## Start Dataset records

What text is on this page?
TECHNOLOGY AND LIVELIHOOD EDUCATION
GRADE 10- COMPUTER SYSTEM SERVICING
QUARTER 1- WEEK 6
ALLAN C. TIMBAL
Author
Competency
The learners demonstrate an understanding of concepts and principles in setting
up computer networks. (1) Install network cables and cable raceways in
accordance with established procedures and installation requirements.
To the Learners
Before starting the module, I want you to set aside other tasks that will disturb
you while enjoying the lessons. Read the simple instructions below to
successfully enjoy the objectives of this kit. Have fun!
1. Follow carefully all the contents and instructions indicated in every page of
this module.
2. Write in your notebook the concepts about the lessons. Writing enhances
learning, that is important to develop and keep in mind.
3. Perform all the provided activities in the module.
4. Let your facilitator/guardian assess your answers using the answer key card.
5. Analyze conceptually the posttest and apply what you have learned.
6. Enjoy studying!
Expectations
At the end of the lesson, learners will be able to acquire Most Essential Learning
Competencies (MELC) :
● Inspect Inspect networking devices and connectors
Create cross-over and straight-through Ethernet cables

## End Dataset records
## Start Dataset records

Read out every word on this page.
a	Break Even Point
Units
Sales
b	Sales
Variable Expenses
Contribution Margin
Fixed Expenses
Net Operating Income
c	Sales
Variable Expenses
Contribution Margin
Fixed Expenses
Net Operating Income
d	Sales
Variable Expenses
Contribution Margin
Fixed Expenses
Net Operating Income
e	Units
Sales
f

## End Dataset records

[Direction]
Gather up the lines that contain the word "Read".

[Result of the exercise]
you while enjoying the lessons. Read the simple instructions below to
Read out every word on this page.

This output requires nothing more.